***** DOCUMENT EXCERPT

Photo: Dennis Crowley via Flickr
We keep hearing about how the cloud and open source have dramatically lowered the cost of launching a company. But we lose sight of just how easy it has become to start a company online, and sometimes we don’t know what the best tools are for the job.
Xamarin CEO Nat Friedman has a great post where he lists the tools he used to get his company off the ground. We’re using it with our own amendments and suggestions to give you the best tools to get your startup off the ground.
Google Apps gives you Gmail for your own domain, collaborative document editing and internal wikis. It's really easy to get started.
Github is an online code repository. Open source and other public projects are free, and you pay if you want a private repository. Geeks love Github, and they're right. It's very useful.
Price: Free (if you get into the beta).
Asana is a team task management app that looks very useful. It was founded by Facebook co-founder Dustin Moskovitz. ' Our team loves using it and we predict great things for Asana as it rolls into launch,' Friedman writes.
Right now it's in semi-closed beta so you might not get it. As an alternative, we like 37signals' Basecamp, which starts at $49/month.
Price: a cut of fees.
Friedman uses a startup called Stripe to handle payments, but it's in beta too. He writes that they don't require a merchant account, which was a pain when your writer ran a startup and we looked for a payments system. Most developers and merchants hate PayPal and they're right, and we've heard great things about Amazon Payments.
Price: $15-30 for most themes.
Themeforest is a marketplace for great looking WordPress and site templates. While not as good as hiring an actual designer, they actually have beautiful designs that are a cut above what you can get in most out-of-the-box 'CMSs' like, say, Joomla.
Price: Free or $12/month.
Friedman uses IRC, the popular chat protocol, to give his distributed team a place to hang out online. That works. He says Campfire is too 'laggy' but we've heard great things about it. Starts at $12/month.
Yammer is the Facebook/Twitter for the enterprise and it works really well to keep your team up to date and to communicate asynchronously and efficiently. You might not need it on top of chat and collaboration, but for what a startup needs, it's free, so it's worth trying out.
Friedman recommends a service called UnlimitedConferencing for team conference calls, but we've never had a problem with Skype's conference calls -- and they're free.
Price: $69/support agent/month.
Friedman says: 'we've looked at TenderApp, ZenDesk, and Assistly. We settled on Assistly after a support tech who's worked with all three told us she prefers Assistly because it's faster and easier to use.' We've heard great things about ZenDesk and understand it's the leader in the space.
Price: Metered pricing.
Amazon Web Services is the leader in hosting your apps on the cloud. Heroku, which is based on AWS, specialises in hosting apps in Ruby on Rails, the hottest web development framework for young startups. Friedman suggests Linode and Rackspace for Linux and Windows servers respectively.
We've only heard great things about MIcrosoft's BizSpark, a Microsoft program that gives licenses to Microsoft software to young startups. The goal for Microsoft is obvious: it gets to market itself as friendly to startups, get innovators to try out its products and, perhaps, make money once startups have grown huge. Still, BizSpark has a great reputation and is very useful.

**********
***** EXTRACTED RECORDS

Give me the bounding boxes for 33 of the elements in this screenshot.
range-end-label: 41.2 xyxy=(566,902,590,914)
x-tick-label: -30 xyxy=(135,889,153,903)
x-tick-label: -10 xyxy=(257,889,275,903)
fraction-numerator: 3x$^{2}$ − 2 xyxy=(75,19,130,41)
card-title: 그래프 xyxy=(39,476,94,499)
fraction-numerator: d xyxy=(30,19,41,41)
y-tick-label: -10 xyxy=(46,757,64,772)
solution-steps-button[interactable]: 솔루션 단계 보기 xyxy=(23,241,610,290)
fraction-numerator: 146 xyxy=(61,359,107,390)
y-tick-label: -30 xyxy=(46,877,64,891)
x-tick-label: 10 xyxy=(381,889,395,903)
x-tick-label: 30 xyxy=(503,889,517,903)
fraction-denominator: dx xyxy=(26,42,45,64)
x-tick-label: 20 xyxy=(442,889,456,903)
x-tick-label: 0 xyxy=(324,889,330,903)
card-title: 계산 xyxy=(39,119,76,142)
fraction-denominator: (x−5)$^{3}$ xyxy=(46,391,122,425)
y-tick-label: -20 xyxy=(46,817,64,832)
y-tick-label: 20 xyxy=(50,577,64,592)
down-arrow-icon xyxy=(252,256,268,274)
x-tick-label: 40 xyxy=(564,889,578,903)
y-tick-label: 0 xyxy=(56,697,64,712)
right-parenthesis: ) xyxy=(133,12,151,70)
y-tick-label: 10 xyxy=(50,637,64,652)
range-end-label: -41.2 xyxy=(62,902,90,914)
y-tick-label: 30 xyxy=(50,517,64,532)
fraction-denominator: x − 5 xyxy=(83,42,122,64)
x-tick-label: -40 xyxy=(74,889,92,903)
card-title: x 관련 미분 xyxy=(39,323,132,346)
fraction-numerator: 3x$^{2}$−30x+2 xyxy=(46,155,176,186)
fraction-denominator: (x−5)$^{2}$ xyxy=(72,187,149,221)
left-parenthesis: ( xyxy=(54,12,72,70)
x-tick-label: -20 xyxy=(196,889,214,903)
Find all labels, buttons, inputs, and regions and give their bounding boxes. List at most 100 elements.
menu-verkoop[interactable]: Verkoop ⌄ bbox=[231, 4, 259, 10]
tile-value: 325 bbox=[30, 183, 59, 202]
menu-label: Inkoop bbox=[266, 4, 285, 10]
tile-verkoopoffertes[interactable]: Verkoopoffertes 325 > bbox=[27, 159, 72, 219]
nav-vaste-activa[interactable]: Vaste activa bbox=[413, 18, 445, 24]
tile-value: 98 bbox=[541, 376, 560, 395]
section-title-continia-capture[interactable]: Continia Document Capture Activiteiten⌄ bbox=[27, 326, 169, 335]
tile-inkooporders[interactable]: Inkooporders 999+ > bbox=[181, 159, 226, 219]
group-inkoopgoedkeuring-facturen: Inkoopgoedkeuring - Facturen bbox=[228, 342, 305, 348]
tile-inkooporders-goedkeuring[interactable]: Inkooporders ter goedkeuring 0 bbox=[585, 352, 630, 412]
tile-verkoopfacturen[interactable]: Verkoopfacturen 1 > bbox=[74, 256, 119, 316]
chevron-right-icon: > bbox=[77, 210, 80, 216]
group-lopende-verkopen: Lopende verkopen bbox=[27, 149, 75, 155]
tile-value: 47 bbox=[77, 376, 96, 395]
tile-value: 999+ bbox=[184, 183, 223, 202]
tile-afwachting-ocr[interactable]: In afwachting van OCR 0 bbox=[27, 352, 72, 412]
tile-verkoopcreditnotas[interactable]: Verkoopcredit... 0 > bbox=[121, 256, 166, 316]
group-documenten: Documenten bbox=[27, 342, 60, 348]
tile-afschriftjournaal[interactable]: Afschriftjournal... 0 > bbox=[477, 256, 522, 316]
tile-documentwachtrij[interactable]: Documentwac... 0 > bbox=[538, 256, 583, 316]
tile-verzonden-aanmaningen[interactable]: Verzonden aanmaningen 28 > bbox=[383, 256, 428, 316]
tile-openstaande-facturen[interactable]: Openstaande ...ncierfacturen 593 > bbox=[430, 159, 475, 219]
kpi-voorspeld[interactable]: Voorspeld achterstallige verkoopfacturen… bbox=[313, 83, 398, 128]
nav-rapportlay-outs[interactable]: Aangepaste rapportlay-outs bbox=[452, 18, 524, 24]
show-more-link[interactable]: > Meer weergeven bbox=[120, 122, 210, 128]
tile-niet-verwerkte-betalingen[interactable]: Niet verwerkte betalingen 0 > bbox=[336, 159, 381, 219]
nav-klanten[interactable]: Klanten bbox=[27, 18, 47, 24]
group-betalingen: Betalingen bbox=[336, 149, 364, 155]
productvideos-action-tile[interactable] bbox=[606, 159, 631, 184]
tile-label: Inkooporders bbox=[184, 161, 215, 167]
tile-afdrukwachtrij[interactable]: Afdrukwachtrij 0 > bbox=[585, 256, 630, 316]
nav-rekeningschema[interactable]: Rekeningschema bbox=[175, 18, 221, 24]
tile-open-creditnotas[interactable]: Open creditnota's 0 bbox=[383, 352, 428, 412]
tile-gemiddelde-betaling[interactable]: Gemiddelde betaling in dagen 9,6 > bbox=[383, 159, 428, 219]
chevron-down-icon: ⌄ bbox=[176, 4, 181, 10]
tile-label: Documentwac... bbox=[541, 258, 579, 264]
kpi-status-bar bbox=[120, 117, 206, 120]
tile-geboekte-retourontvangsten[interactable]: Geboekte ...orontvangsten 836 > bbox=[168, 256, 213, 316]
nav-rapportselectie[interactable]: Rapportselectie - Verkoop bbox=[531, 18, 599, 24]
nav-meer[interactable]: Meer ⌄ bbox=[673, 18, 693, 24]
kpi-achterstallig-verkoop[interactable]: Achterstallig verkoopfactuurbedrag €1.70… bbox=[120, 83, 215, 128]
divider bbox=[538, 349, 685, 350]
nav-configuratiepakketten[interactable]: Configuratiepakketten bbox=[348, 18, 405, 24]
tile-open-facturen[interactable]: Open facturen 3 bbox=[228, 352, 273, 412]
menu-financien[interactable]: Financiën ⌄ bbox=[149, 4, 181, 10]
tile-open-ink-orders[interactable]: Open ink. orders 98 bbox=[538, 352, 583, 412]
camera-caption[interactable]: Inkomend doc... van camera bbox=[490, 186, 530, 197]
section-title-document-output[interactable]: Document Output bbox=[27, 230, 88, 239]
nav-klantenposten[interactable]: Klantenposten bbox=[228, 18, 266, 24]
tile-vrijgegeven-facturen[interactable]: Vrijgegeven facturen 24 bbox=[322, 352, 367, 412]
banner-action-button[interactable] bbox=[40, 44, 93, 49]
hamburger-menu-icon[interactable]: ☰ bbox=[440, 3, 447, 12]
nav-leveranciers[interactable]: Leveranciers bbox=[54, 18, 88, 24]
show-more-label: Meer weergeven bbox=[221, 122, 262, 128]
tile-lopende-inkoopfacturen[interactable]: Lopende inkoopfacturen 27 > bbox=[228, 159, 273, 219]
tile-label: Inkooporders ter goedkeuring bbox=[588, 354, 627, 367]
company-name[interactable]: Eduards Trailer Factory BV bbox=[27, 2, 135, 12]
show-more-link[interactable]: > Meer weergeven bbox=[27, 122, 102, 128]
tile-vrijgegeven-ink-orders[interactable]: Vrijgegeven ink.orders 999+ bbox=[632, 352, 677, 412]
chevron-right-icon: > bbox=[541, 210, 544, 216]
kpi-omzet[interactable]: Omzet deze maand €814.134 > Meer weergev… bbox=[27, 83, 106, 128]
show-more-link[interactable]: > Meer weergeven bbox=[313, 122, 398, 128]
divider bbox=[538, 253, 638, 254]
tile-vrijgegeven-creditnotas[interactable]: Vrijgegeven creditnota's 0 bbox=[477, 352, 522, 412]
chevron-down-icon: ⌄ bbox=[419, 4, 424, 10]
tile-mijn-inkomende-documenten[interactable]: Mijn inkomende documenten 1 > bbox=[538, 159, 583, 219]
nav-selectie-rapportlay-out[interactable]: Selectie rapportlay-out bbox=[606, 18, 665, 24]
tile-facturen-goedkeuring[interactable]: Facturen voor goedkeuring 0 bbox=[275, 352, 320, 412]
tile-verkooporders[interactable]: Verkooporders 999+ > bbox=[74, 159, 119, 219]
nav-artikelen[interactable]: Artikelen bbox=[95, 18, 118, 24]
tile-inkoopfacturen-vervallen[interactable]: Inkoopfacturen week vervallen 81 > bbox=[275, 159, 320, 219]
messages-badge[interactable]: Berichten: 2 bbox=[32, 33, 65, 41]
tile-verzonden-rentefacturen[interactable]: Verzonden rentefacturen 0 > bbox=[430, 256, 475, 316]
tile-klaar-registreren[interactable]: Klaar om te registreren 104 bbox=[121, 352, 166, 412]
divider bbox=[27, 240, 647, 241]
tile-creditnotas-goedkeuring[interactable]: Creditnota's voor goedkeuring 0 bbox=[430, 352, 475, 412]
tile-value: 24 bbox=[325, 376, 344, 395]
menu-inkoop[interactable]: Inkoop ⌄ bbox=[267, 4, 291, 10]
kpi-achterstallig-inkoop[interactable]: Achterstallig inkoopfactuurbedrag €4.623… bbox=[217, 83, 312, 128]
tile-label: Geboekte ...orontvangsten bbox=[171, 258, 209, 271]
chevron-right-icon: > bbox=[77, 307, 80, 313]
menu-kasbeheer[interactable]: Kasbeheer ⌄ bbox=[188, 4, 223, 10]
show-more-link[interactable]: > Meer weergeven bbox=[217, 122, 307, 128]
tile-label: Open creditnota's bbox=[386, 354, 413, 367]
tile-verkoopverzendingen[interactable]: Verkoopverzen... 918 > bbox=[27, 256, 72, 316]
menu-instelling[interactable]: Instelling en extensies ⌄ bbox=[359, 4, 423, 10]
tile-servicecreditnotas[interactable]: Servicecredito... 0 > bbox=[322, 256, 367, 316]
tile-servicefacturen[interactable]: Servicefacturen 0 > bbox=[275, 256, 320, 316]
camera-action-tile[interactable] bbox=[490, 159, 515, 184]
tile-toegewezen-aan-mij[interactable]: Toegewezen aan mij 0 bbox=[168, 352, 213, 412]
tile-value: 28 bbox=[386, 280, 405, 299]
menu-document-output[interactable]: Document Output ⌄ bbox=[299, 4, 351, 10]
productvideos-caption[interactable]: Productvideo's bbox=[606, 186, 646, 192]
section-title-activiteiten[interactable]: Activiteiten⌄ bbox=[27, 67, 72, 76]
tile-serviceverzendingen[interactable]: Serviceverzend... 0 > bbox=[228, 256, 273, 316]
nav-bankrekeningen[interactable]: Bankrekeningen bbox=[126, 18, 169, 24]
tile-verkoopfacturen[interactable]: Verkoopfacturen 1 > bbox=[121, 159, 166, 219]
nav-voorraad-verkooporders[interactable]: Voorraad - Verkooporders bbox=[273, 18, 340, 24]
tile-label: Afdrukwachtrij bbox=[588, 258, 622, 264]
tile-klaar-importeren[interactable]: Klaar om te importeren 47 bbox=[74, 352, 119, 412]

**********

TO DO
a) Answer these questions from the startup tools article:
(i) Who founded Asana?
(ii) Which service does the article suggest instead of Asana, and what is its starting price?
(iii) What does Heroku specialize in hosting?
b) Reproduce word for word the part of the startup tools article starting with "Photo: Dennis Crowley" and going on through "It's very useful.".
The listing has nothing to do with the work here.

YOUR WRITTEN ANSWERS
a)
(i) Facebook co-founder Dustin Moskovitz.
(ii) 37signals' Basecamp, starting at $49/month.
(iii) Apps in Ruby on Rails.

b)
Photo: Dennis Crowley via Flickr
We keep hearing about how the cloud and open source have dramatically lowered the cost of launching a company. But we lose sight of just how easy it has become to start a company online, and sometimes we don’t know what the best tools are for the job.
Xamarin CEO Nat Friedman has a great post where he lists the tools he used to get his company off the ground. We’re using it with our own amendments and suggestions to give you the best tools to get your startup off the ground.
Google Apps gives you Gmail for your own domain, collaborative document editing and internal wikis. It's really easy to get started.
Github is an online code repository. Open source and other public projects are free, and you pay if you want a private repository. Geeks love Github, and they're right. It's very useful.